- [Directive] Go through the data below. List every line that holds the word "results".

- [Stored records]
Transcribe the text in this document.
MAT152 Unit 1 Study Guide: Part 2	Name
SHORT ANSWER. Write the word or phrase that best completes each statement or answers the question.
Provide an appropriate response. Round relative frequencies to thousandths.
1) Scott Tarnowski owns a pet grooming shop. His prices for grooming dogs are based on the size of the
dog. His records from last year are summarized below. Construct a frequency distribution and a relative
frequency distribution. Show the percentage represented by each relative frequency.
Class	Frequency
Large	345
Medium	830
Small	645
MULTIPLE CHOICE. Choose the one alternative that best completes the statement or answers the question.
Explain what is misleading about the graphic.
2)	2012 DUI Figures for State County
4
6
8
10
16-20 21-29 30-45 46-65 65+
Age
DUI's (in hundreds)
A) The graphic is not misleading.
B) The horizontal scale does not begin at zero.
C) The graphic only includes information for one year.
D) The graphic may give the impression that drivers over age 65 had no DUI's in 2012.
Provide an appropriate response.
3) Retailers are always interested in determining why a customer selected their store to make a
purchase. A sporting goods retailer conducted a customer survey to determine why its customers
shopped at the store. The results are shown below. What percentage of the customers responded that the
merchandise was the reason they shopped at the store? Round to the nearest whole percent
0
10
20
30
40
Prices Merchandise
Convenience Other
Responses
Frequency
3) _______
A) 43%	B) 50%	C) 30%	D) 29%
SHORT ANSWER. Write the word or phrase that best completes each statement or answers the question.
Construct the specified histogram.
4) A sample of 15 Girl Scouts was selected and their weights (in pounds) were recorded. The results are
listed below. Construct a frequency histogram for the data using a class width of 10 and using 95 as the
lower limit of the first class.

- [The response]
shopped at the store. The results are shown below. What percentage of the customers responded that the
4) A sample of 15 Girl Scouts was selected and their weights (in pounds) were recorded. The results are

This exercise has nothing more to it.